Please count the lines in the listing below where the word "Premises" appears. Give the number only.

--- GIVEN RECORDS ---

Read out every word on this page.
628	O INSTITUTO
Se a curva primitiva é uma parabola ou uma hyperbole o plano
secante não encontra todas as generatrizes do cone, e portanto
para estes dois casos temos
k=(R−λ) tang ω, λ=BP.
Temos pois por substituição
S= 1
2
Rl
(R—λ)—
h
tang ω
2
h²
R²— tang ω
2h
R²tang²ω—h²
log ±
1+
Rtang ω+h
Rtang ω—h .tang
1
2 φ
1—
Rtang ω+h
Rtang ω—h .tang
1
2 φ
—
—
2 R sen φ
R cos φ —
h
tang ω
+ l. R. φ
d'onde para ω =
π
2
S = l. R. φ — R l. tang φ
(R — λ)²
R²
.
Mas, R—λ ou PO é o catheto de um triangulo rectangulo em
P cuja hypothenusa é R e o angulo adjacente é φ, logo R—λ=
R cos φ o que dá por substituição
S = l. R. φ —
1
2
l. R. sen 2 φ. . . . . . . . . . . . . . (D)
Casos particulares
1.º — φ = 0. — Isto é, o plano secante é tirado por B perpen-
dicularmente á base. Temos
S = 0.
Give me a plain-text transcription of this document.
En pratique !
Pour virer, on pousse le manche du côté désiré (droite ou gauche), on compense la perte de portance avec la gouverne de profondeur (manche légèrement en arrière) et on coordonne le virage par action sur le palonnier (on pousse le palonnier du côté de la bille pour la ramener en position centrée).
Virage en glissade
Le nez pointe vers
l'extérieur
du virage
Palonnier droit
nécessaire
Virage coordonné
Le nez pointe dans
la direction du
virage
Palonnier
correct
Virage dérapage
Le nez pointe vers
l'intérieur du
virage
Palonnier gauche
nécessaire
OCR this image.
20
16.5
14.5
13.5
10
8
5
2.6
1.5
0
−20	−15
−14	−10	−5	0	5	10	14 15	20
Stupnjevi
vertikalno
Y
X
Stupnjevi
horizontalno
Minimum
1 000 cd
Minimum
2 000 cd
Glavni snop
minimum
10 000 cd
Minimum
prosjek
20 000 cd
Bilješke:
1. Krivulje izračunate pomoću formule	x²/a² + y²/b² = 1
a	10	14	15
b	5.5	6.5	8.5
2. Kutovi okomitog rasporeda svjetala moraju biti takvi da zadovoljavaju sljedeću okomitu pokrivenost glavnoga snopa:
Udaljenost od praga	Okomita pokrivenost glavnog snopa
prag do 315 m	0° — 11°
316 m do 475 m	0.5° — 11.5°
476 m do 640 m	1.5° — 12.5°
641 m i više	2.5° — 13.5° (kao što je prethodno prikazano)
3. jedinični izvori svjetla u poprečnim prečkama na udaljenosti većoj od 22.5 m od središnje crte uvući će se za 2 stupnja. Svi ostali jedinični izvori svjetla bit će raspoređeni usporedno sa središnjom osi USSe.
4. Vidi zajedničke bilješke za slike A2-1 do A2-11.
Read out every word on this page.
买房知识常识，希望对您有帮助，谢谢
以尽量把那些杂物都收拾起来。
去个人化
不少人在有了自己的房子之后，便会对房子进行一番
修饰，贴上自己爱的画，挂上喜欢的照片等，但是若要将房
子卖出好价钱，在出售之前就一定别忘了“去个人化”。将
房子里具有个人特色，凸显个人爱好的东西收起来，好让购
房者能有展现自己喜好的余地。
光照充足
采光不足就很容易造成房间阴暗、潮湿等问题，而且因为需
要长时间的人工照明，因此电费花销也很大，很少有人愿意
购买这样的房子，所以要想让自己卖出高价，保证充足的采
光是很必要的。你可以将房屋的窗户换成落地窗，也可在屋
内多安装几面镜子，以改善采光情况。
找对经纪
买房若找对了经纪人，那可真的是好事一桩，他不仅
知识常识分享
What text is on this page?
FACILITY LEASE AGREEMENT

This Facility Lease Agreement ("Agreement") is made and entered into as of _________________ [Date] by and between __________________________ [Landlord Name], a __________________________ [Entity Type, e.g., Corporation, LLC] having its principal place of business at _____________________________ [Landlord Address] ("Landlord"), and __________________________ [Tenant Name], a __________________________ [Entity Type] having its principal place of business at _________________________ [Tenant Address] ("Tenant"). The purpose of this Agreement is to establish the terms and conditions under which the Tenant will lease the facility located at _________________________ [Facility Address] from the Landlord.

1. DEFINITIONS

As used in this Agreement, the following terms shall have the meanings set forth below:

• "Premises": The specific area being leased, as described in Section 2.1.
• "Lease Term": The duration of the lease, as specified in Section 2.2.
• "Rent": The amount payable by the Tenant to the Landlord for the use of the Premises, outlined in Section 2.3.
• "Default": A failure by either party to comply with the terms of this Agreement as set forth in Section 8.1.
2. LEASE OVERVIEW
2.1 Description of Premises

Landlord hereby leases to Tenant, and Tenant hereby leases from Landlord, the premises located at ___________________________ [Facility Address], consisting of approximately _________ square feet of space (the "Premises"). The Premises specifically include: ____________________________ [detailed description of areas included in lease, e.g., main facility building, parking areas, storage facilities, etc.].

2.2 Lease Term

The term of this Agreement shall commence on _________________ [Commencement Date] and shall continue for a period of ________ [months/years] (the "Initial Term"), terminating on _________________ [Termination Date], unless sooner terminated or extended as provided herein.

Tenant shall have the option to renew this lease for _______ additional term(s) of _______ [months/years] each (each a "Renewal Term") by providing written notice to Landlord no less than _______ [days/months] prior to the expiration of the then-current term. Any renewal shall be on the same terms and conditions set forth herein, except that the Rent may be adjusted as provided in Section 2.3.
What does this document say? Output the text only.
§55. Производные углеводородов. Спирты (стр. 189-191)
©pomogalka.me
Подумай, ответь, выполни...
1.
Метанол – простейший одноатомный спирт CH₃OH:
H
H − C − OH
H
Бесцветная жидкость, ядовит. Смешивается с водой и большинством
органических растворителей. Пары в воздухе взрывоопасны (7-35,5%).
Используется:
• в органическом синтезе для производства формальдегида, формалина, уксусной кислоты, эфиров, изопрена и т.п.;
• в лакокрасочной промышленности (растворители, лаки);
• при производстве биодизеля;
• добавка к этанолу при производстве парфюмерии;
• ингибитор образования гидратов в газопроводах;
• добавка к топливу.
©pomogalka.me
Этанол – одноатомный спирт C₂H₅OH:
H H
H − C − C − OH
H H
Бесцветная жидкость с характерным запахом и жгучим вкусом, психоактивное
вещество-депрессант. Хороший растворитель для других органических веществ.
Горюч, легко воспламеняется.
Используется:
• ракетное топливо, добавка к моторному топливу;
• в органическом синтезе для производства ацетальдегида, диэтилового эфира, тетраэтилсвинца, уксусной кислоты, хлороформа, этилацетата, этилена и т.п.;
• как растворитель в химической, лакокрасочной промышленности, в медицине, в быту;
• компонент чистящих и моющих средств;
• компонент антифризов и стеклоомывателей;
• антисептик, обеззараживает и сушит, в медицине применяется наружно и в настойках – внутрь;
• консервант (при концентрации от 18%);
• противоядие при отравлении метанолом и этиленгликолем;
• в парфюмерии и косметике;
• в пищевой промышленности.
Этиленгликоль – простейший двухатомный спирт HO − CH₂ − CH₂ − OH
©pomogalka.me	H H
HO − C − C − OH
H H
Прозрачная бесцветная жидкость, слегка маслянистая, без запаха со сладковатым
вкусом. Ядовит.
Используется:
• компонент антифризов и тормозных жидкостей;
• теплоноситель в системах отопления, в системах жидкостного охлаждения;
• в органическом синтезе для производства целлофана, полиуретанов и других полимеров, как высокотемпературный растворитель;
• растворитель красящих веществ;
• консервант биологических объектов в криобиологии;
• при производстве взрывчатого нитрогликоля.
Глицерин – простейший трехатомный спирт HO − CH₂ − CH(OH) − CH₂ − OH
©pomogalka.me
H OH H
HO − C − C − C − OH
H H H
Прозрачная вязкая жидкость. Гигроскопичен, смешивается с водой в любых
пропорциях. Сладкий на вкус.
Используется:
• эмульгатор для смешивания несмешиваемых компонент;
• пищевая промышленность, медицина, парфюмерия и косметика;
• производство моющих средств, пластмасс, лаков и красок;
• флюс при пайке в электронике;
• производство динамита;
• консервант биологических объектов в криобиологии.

---

SOLUTION FOR THIS TASK: 4